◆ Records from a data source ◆
================

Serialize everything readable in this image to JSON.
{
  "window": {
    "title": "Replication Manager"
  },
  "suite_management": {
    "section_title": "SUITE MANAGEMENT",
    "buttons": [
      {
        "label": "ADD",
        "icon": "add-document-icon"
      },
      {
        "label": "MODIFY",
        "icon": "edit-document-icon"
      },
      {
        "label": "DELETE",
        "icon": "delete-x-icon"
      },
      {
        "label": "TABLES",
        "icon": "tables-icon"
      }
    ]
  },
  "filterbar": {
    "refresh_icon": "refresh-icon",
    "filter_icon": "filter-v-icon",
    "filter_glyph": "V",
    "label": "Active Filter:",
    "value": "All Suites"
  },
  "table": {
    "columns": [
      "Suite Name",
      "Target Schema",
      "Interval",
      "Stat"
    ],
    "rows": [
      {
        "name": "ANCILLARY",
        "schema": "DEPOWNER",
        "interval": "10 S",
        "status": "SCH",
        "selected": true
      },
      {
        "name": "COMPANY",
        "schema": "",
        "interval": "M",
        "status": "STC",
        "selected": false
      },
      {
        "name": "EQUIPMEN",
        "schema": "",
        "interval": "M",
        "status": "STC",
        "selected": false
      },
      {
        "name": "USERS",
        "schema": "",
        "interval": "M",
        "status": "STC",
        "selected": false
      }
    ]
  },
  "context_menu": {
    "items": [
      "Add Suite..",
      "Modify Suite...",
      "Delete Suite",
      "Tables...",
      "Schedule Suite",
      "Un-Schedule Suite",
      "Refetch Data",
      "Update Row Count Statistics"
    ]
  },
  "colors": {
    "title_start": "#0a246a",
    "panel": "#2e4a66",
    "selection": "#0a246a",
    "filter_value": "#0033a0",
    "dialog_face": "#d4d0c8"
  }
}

================

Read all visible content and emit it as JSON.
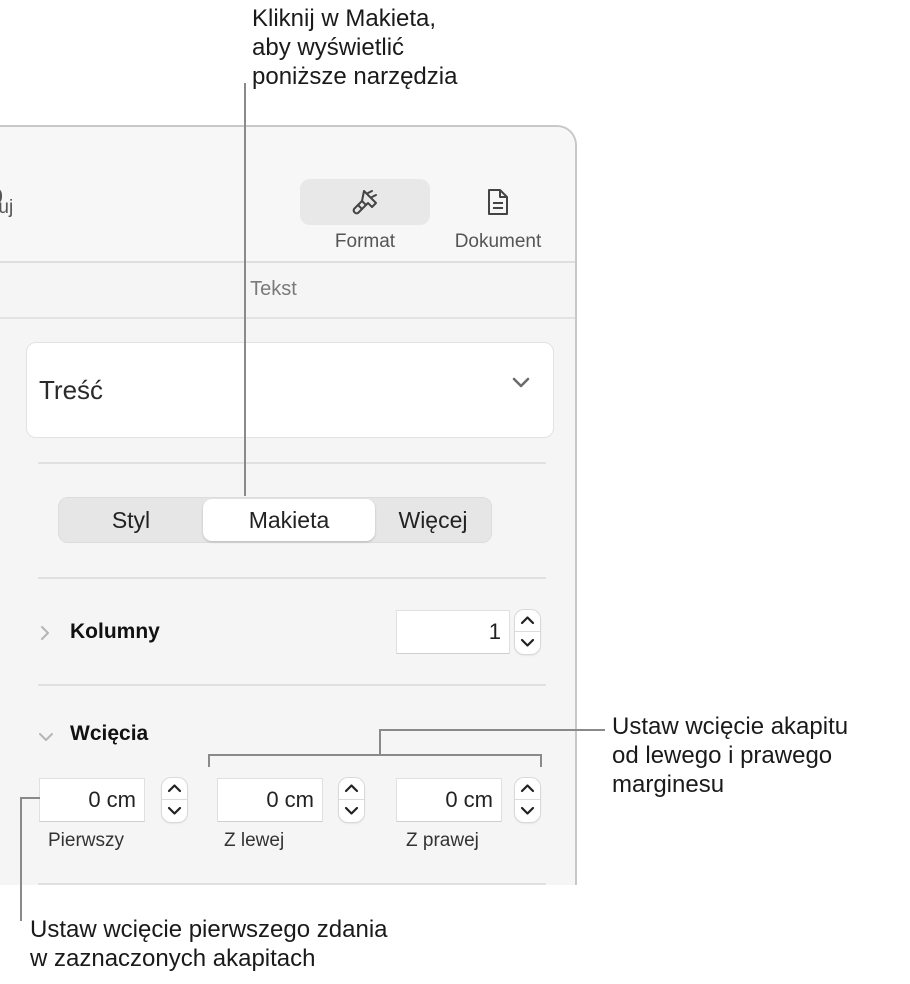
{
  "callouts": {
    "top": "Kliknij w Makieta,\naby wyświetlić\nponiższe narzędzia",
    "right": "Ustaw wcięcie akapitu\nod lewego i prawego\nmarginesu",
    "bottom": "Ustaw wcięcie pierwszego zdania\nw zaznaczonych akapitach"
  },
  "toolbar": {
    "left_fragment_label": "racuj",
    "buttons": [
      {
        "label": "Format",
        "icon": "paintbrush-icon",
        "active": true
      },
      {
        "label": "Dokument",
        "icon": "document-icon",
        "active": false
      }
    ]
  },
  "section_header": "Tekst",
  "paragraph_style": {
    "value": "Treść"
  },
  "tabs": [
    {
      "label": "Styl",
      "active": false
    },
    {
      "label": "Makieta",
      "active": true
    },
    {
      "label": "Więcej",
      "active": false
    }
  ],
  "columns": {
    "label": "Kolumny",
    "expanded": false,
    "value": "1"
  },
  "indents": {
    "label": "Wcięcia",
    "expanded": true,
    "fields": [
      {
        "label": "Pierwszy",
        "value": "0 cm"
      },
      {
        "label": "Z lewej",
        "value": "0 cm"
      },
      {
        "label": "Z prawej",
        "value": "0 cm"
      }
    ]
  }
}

================

◆ Task to complete ◆
Find the lines containing "Makieta" and pull them out.

◆ Answer in full ◆
    "top": "Kliknij w Makieta,\naby wyświetlić\nponiższe narzędzia",
      "label": "Makieta",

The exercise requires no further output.